Return every entry exactly as written.

-*-*-

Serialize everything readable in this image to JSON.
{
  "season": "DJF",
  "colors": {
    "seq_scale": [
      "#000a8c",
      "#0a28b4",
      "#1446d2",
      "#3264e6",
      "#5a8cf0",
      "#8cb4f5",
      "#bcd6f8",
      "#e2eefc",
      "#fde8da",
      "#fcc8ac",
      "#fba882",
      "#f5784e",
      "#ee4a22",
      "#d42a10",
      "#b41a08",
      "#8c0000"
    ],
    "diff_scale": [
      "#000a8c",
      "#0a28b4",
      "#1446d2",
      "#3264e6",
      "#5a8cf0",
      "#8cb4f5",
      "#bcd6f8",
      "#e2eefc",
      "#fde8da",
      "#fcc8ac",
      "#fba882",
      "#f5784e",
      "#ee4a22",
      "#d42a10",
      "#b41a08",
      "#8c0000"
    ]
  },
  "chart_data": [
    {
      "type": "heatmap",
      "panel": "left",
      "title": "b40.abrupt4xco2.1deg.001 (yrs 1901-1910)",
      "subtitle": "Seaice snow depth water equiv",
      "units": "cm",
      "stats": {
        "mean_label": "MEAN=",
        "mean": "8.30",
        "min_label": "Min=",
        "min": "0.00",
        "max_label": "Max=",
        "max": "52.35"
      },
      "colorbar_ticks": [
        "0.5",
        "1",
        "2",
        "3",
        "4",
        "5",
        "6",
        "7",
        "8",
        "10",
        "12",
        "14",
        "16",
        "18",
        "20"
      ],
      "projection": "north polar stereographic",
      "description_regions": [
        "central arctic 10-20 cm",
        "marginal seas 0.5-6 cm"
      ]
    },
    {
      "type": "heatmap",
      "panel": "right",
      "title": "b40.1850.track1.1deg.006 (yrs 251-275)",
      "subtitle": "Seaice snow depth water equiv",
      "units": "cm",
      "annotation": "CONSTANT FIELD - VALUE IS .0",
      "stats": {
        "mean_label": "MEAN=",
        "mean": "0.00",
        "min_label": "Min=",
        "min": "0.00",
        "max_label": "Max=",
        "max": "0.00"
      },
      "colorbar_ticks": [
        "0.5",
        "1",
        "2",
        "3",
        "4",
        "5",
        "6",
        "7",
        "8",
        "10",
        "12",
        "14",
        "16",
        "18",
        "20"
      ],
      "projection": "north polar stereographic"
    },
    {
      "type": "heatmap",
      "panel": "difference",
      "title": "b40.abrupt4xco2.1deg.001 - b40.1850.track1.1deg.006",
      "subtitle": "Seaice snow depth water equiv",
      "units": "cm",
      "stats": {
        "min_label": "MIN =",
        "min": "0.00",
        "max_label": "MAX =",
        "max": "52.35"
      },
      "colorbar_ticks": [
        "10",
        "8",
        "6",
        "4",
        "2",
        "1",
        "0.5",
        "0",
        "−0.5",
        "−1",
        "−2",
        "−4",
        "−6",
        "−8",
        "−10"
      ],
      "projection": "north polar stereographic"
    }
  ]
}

-*-*-

> [ANSWER FOR THIS EXERCISE]:
Serialize everything readable in this image to JSON.
{
  "season": "DJF",
  "colors": {
    "seq_scale": [
      "#000a8c",
      "#0a28b4",
      "#1446d2",
      "#3264e6",
      "#5a8cf0",
      "#8cb4f5",
      "#bcd6f8",
      "#e2eefc",
      "#fde8da",
      "#fcc8ac",
      "#fba882",
      "#f5784e",
      "#ee4a22",
      "#d42a10",
      "#b41a08",
      "#8c0000"
    ],
    "diff_scale": [
      "#000a8c",
      "#0a28b4",
      "#1446d2",
      "#3264e6",
      "#5a8cf0",
      "#8cb4f5",
      "#bcd6f8",
      "#e2eefc",
      "#fde8da",
      "#fcc8ac",
      "#fba882",
      "#f5784e",
      "#ee4a22",
      "#d42a10",
      "#b41a08",
      "#8c0000"
    ]
  },
  "chart_data": [
    {
      "type": "heatmap",
      "panel": "left",
      "title": "b40.abrupt4xco2.1deg.001 (yrs 1901-1910)",
      "subtitle": "Seaice snow depth water equiv",
      "units": "cm",
      "stats": {
        "mean_label": "MEAN=",
        "mean": "8.30",
        "min_label": "Min=",
        "min": "0.00",
        "max_label": "Max=",
        "max": "52.35"
      },
      "colorbar_ticks": [
        "0.5",
        "1",
        "2",
        "3",
        "4",
        "5",
        "6",
        "7",
        "8",
        "10",
        "12",
        "14",
        "16",
        "18",
        "20"
      ],
      "projection": "north polar stereographic",
      "description_regions": [
        "central arctic 10-20 cm",
        "marginal seas 0.5-6 cm"
      ]
    },
    {
      "type": "heatmap",
      "panel": "right",
      "title": "b40.1850.track1.1deg.006 (yrs 251-275)",
      "subtitle": "Seaice snow depth water equiv",
      "units": "cm",
      "annotation": "CONSTANT FIELD - VALUE IS .0",
      "stats": {
        "mean_label": "MEAN=",
        "mean": "0.00",
        "min_label": "Min=",
        "min": "0.00",
        "max_label": "Max=",
        "max": "0.00"
      },
      "colorbar_ticks": [
        "0.5",
        "1",
        "2",
        "3",
        "4",
        "5",
        "6",
        "7",
        "8",
        "10",
        "12",
        "14",
        "16",
        "18",
        "20"
      ],
      "projection": "north polar stereographic"
    },
    {
      "type": "heatmap",
      "panel": "difference",
      "title": "b40.abrupt4xco2.1deg.001 - b40.1850.track1.1deg.006",
      "subtitle": "Seaice snow depth water equiv",
      "units": "cm",
      "stats": {
        "min_label": "MIN =",
        "min": "0.00",
        "max_label": "MAX =",
        "max": "52.35"
      },
      "colorbar_ticks": [
        "10",
        "8",
        "6",
        "4",
        "2",
        "1",
        "0.5",
        "0",
        "−0.5",
        "−1",
        "−2",
        "−4",
        "−6",
        "−8",
        "−10"
      ],
      "projection": "north polar stereographic"
    }
  ]
}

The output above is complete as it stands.